Dataset records:
● ● ● ● ●
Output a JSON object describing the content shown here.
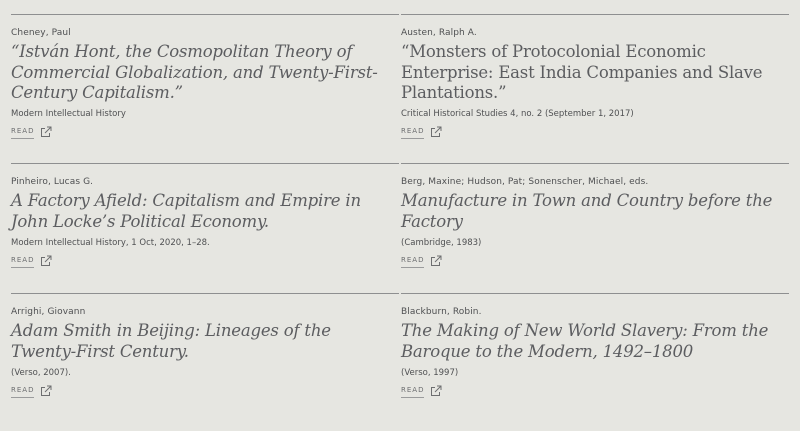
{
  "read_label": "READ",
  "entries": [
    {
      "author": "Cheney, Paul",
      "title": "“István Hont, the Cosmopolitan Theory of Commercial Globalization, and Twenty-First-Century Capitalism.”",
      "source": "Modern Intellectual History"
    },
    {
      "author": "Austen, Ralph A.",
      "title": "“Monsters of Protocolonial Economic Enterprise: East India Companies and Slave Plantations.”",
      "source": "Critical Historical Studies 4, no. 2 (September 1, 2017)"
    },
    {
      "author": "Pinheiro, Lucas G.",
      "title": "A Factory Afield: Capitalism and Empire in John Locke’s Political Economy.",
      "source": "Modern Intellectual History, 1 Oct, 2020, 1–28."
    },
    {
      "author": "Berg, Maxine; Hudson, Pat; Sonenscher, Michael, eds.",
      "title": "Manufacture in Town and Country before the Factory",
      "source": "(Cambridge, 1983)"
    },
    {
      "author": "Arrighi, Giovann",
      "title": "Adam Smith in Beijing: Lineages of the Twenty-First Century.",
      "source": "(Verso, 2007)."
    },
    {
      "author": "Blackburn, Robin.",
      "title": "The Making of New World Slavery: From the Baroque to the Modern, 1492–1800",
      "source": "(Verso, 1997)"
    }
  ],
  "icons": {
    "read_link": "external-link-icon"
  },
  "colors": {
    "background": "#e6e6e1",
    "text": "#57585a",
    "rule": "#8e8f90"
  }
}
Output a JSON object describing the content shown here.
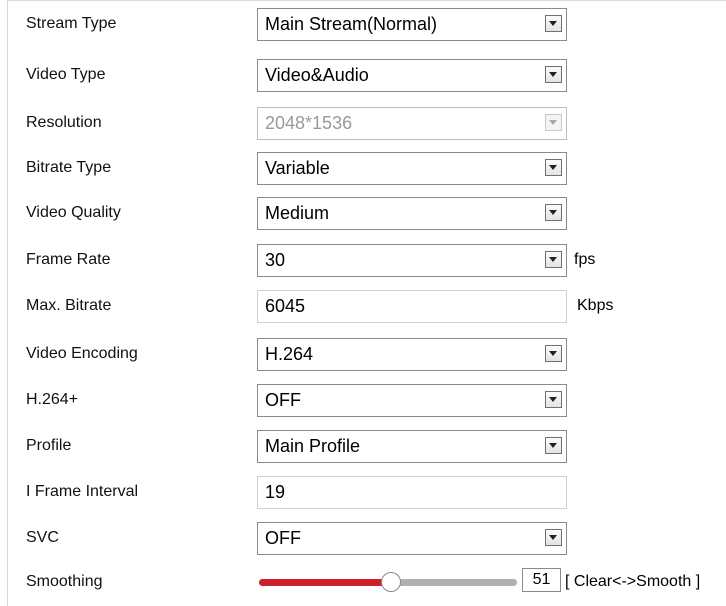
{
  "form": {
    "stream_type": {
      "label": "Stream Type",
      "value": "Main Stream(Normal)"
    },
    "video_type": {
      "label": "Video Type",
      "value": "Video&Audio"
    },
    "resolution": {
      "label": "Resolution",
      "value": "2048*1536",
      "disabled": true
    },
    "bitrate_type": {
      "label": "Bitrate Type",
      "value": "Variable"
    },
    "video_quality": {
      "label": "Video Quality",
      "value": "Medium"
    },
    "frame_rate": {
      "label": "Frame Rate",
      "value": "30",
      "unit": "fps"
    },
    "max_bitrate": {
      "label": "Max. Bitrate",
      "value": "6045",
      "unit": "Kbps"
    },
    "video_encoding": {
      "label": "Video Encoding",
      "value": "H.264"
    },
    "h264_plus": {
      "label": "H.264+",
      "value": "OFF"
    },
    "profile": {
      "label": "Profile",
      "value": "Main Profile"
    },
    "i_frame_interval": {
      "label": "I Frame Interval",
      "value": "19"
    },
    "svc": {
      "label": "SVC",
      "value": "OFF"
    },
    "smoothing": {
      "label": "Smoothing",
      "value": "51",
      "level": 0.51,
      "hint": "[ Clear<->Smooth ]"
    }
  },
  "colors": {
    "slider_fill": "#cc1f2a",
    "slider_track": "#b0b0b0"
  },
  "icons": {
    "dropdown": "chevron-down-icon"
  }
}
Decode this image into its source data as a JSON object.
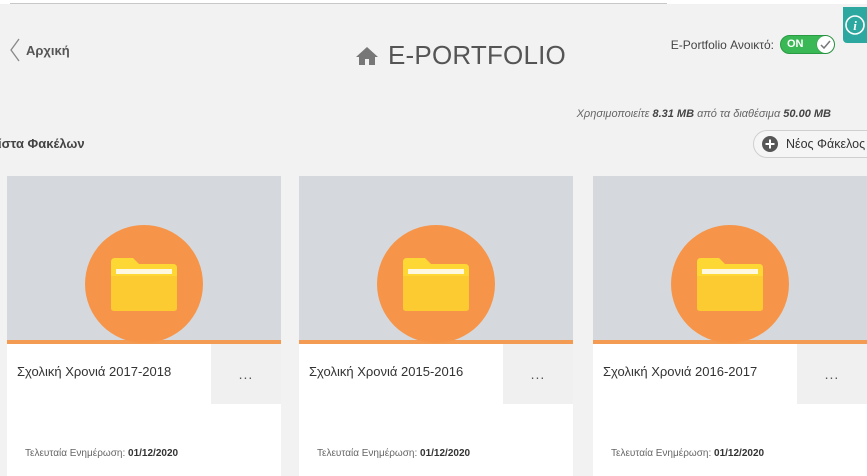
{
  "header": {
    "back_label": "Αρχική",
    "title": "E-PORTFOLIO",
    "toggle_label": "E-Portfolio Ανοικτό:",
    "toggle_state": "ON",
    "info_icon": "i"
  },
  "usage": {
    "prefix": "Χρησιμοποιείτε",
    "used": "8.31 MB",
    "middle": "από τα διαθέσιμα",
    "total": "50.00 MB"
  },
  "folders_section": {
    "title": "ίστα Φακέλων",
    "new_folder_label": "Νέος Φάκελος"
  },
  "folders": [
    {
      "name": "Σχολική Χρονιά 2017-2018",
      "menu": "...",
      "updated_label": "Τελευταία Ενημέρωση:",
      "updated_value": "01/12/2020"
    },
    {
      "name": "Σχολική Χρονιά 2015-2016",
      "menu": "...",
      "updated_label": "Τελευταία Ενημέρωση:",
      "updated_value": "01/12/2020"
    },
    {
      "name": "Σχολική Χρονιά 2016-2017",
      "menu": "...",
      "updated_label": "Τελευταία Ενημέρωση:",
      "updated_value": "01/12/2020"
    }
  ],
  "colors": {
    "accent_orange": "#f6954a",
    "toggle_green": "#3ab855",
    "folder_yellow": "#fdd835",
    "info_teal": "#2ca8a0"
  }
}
● ● ● ● ●
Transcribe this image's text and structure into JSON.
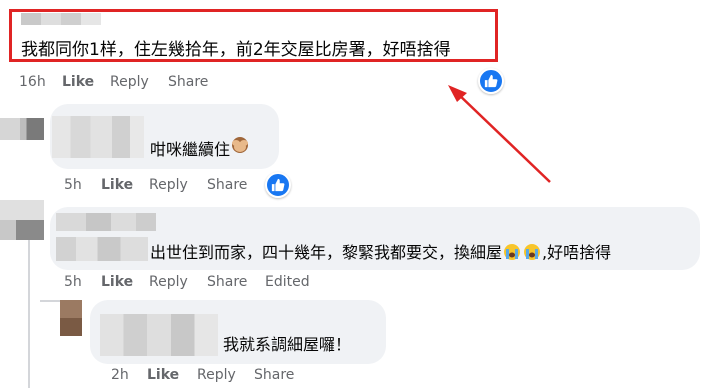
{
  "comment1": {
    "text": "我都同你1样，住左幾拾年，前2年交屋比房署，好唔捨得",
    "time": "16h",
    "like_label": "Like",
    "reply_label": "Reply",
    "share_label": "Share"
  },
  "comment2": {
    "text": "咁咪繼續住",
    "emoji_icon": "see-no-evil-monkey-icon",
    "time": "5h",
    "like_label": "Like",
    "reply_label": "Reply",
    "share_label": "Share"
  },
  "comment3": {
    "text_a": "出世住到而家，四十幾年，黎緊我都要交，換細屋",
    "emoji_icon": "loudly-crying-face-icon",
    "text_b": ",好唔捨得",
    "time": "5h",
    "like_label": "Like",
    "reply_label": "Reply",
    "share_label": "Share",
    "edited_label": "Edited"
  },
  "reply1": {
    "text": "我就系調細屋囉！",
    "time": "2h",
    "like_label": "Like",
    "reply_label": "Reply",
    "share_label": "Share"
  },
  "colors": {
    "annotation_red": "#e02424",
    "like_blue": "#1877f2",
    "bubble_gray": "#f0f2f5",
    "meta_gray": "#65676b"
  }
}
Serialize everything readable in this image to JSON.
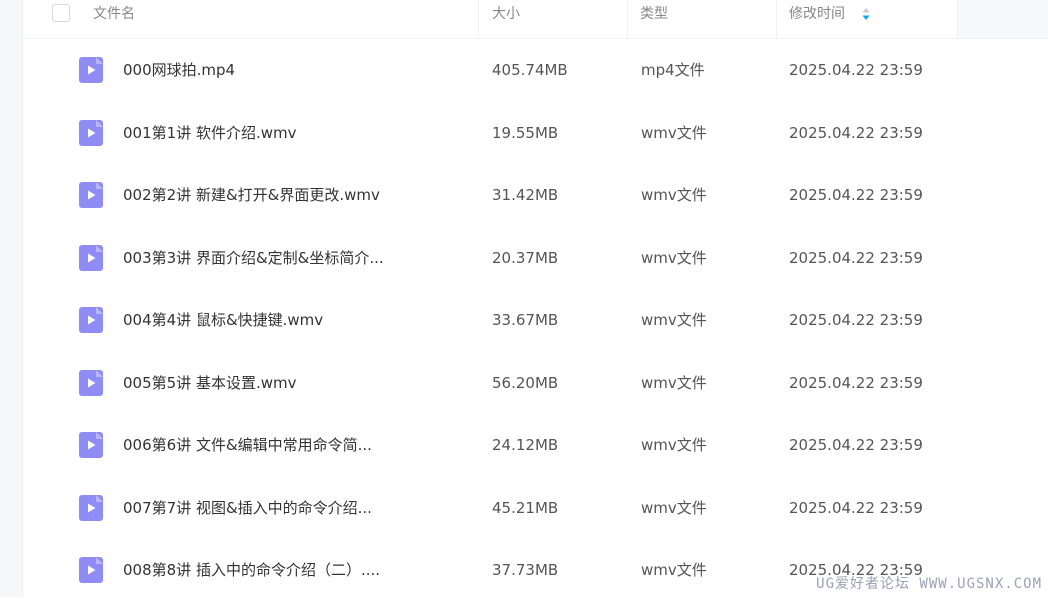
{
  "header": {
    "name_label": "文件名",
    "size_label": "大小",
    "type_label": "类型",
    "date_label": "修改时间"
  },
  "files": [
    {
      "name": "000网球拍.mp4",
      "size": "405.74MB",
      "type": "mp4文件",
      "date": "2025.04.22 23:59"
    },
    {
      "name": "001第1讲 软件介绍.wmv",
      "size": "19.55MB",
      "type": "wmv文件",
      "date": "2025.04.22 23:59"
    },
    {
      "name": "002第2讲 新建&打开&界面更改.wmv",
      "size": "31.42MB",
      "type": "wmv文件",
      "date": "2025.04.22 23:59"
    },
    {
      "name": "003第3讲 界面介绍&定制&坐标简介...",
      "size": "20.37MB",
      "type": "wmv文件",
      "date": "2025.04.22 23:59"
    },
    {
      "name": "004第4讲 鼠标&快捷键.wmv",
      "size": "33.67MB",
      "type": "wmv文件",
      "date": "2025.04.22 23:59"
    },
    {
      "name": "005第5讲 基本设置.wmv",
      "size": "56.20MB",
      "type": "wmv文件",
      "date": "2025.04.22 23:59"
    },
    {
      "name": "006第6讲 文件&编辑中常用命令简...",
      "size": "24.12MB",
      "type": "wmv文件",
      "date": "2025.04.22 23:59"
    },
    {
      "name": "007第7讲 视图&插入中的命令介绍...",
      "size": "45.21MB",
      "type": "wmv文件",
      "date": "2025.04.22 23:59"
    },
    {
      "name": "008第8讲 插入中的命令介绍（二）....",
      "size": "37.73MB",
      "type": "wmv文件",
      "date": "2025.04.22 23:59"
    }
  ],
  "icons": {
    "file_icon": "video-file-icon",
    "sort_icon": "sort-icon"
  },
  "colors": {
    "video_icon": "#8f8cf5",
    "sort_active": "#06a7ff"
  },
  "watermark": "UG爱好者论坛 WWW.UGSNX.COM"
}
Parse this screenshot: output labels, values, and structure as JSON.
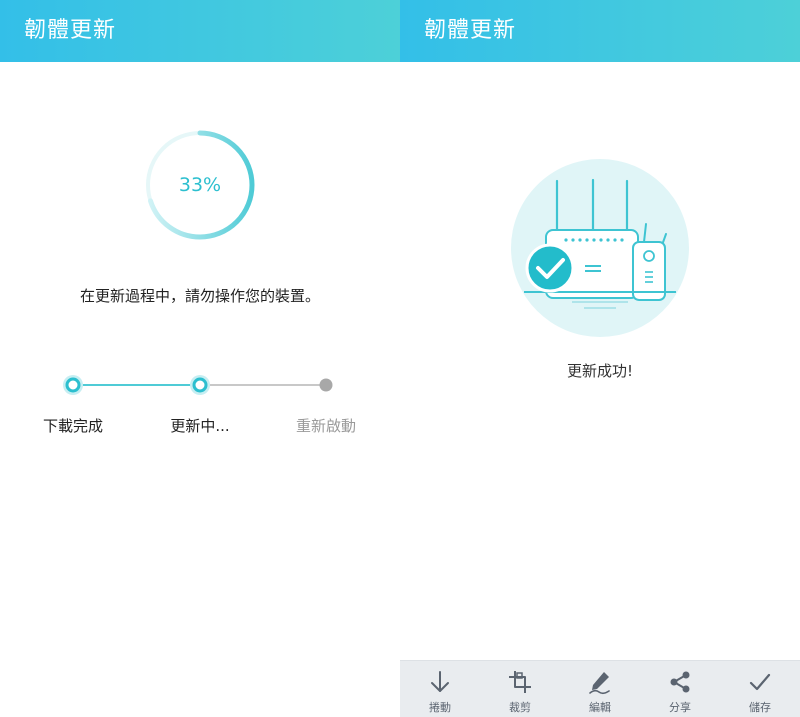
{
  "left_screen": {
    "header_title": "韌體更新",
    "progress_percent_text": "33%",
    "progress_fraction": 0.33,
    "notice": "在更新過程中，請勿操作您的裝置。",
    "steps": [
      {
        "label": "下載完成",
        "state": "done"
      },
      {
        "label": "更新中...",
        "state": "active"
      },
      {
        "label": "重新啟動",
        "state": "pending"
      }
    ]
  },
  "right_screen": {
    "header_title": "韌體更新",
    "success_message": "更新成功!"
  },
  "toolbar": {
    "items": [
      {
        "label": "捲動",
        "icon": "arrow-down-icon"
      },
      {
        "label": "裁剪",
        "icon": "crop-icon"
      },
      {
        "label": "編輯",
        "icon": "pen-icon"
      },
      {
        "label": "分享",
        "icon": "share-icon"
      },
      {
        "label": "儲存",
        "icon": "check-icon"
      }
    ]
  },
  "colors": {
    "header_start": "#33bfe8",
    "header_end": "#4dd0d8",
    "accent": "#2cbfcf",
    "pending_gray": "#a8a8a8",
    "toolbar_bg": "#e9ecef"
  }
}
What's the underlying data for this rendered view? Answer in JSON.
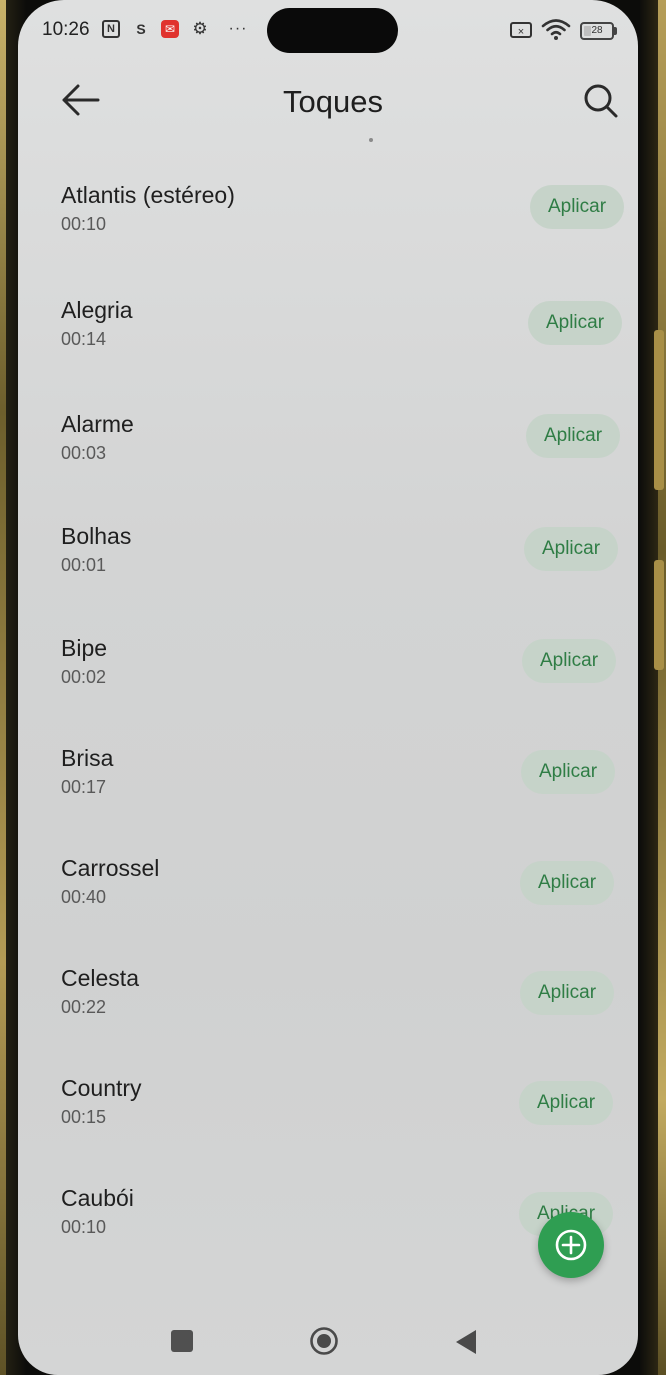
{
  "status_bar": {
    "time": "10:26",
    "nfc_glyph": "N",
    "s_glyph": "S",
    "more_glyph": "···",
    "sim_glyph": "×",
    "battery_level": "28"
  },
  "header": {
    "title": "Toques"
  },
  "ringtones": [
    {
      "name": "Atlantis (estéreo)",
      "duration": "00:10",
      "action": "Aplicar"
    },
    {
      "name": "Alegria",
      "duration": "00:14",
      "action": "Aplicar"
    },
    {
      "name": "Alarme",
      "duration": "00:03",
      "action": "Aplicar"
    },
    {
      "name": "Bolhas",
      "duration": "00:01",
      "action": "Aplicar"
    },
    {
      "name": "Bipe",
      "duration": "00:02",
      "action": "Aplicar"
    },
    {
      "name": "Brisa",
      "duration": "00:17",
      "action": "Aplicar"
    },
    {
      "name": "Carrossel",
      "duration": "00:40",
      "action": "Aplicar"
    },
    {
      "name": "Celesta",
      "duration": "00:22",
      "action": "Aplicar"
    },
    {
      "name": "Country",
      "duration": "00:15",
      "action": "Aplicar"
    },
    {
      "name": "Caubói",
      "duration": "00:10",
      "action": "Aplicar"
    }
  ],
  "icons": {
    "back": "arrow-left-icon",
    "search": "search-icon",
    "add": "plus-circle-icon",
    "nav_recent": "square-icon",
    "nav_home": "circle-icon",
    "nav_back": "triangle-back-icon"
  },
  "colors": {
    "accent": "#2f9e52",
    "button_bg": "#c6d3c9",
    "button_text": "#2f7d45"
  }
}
● ● ● ● ●
> SHORT PROBLEM:
Pull out every line of the entries that includes the word "source".

> REPLY TO THE EXERCISE:
      "source": "Modern Intellectual History"
      "source": "Critical Historical Studies 4, no. 2 (September 1, 2017)"
      "source": "Modern Intellectual History, 1 Oct, 2020, 1–28."
      "source": "(Cambridge, 1983)"
      "source": "(Verso, 2007)."
      "source": "(Verso, 1997)"
Decode this image into its source data as a JSON object.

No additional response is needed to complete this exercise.